• Written request: Copy out the listing exactly.

.....

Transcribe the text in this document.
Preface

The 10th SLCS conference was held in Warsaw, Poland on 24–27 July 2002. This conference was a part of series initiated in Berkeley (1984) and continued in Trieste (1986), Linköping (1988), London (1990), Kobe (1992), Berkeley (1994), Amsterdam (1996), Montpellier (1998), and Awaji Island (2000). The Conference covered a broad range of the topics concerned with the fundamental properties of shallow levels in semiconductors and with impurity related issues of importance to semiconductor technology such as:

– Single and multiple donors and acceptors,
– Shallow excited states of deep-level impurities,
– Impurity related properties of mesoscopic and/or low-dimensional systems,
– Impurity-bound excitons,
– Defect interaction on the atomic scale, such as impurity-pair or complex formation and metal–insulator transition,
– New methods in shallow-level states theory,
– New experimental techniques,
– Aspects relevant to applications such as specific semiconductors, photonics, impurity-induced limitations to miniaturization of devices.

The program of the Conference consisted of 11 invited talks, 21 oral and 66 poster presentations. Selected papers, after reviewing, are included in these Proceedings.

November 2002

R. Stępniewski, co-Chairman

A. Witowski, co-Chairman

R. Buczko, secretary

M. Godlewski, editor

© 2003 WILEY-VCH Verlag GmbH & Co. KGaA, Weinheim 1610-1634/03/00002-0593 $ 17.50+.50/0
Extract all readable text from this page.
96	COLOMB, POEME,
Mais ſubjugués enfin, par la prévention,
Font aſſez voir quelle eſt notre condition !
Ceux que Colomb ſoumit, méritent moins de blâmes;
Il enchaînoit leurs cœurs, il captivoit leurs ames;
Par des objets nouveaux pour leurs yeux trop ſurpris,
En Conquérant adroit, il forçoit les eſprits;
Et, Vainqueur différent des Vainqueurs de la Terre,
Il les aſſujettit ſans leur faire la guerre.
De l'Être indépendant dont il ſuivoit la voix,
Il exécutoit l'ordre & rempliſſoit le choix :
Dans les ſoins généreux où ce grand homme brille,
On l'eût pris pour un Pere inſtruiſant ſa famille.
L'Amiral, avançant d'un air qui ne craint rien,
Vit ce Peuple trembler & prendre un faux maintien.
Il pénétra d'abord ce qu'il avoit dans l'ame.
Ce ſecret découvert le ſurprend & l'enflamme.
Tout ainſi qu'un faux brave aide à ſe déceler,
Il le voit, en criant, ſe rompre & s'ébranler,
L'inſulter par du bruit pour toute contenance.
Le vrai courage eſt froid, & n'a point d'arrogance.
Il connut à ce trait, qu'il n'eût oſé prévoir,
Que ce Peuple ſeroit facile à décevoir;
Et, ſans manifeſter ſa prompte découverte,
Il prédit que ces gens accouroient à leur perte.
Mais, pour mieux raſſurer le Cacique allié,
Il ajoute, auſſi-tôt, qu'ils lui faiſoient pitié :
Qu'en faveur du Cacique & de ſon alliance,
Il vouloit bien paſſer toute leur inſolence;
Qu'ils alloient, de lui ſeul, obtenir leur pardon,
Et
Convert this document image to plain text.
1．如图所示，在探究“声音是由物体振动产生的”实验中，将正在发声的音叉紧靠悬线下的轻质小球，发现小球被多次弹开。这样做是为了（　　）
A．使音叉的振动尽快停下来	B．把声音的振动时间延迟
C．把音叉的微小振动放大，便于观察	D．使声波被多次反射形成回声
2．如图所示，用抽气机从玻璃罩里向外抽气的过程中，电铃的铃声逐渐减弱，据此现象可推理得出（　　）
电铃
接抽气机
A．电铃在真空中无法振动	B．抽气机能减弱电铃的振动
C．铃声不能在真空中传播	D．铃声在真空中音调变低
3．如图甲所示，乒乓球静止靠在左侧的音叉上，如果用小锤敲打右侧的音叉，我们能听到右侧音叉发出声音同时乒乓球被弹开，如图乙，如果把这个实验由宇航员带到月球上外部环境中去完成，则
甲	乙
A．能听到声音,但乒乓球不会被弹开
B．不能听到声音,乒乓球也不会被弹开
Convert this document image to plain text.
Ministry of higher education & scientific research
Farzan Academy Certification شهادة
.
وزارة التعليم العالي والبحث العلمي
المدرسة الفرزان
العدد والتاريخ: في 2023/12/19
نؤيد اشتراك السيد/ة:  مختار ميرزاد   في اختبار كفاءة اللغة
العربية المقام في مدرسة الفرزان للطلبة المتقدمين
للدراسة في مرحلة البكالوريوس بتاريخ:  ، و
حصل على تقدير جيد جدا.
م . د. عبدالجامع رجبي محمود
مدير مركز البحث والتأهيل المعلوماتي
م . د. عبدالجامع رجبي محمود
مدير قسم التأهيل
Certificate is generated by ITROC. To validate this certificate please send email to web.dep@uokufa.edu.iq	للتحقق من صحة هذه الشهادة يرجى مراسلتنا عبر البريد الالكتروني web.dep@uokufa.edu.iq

.....

• Result of this exercise:
Transcribe the text in this document.
Preface

The 10th SLCS conference was held in Warsaw, Poland on 24–27 July 2002. This conference was a part of series initiated in Berkeley (1984) and continued in Trieste (1986), Linköping (1988), London (1990), Kobe (1992), Berkeley (1994), Amsterdam (1996), Montpellier (1998), and Awaji Island (2000). The Conference covered a broad range of the topics concerned with the fundamental properties of shallow levels in semiconductors and with impurity related issues of importance to semiconductor technology such as:

– Single and multiple donors and acceptors,
– Shallow excited states of deep-level impurities,
– Impurity related properties of mesoscopic and/or low-dimensional systems,
– Impurity-bound excitons,
– Defect interaction on the atomic scale, such as impurity-pair or complex formation and metal–insulator transition,
– New methods in shallow-level states theory,
– New experimental techniques,
– Aspects relevant to applications such as specific semiconductors, photonics, impurity-induced limitations to miniaturization of devices.

The program of the Conference consisted of 11 invited talks, 21 oral and 66 poster presentations. Selected papers, after reviewing, are included in these Proceedings.

November 2002

R. Stępniewski, co-Chairman

A. Witowski, co-Chairman

R. Buczko, secretary

M. Godlewski, editor

© 2003 WILEY-VCH Verlag GmbH & Co. KGaA, Weinheim 1610-1634/03/00002-0593 $ 17.50+.50/0
Extract all readable text from this page.
96	COLOMB, POEME,
Mais ſubjugués enfin, par la prévention,
Font aſſez voir quelle eſt notre condition !
Ceux que Colomb ſoumit, méritent moins de blâmes;
Il enchaînoit leurs cœurs, il captivoit leurs ames;
Par des objets nouveaux pour leurs yeux trop ſurpris,
En Conquérant adroit, il forçoit les eſprits;
Et, Vainqueur différent des Vainqueurs de la Terre,
Il les aſſujettit ſans leur faire la guerre.
De l'Être indépendant dont il ſuivoit la voix,
Il exécutoit l'ordre & rempliſſoit le choix :
Dans les ſoins généreux où ce grand homme brille,
On l'eût pris pour un Pere inſtruiſant ſa famille.
L'Amiral, avançant d'un air qui ne craint rien,
Vit ce Peuple trembler & prendre un faux maintien.
Il pénétra d'abord ce qu'il avoit dans l'ame.
Ce ſecret découvert le ſurprend & l'enflamme.
Tout ainſi qu'un faux brave aide à ſe déceler,
Il le voit, en criant, ſe rompre & s'ébranler,
L'inſulter par du bruit pour toute contenance.
Le vrai courage eſt froid, & n'a point d'arrogance.
Il connut à ce trait, qu'il n'eût oſé prévoir,
Que ce Peuple ſeroit facile à décevoir;
Et, ſans manifeſter ſa prompte découverte,
Il prédit que ces gens accouroient à leur perte.
Mais, pour mieux raſſurer le Cacique allié,
Il ajoute, auſſi-tôt, qu'ils lui faiſoient pitié :
Qu'en faveur du Cacique & de ſon alliance,
Il vouloit bien paſſer toute leur inſolence;
Qu'ils alloient, de lui ſeul, obtenir leur pardon,
Et
Convert this document image to plain text.
1．如图所示，在探究“声音是由物体振动产生的”实验中，将正在发声的音叉紧靠悬线下的轻质小球，发现小球被多次弹开。这样做是为了（　　）
A．使音叉的振动尽快停下来	B．把声音的振动时间延迟
C．把音叉的微小振动放大，便于观察	D．使声波被多次反射形成回声
2．如图所示，用抽气机从玻璃罩里向外抽气的过程中，电铃的铃声逐渐减弱，据此现象可推理得出（　　）
电铃
接抽气机
A．电铃在真空中无法振动	B．抽气机能减弱电铃的振动
C．铃声不能在真空中传播	D．铃声在真空中音调变低
3．如图甲所示，乒乓球静止靠在左侧的音叉上，如果用小锤敲打右侧的音叉，我们能听到右侧音叉发出声音同时乒乓球被弹开，如图乙，如果把这个实验由宇航员带到月球上外部环境中去完成，则
甲	乙
A．能听到声音,但乒乓球不会被弹开
B．不能听到声音,乒乓球也不会被弹开
Convert this document image to plain text.
Ministry of higher education & scientific research
Farzan Academy Certification شهادة
.
وزارة التعليم العالي والبحث العلمي
المدرسة الفرزان
العدد والتاريخ: في 2023/12/19
نؤيد اشتراك السيد/ة:  مختار ميرزاد   في اختبار كفاءة اللغة
العربية المقام في مدرسة الفرزان للطلبة المتقدمين
للدراسة في مرحلة البكالوريوس بتاريخ:  ، و
حصل على تقدير جيد جدا.
م . د. عبدالجامع رجبي محمود
مدير مركز البحث والتأهيل المعلوماتي
م . د. عبدالجامع رجبي محمود
مدير قسم التأهيل
Certificate is generated by ITROC. To validate this certificate please send email to web.dep@uokufa.edu.iq	للتحقق من صحة هذه الشهادة يرجى مراسلتنا عبر البريد الالكتروني web.dep@uokufa.edu.iq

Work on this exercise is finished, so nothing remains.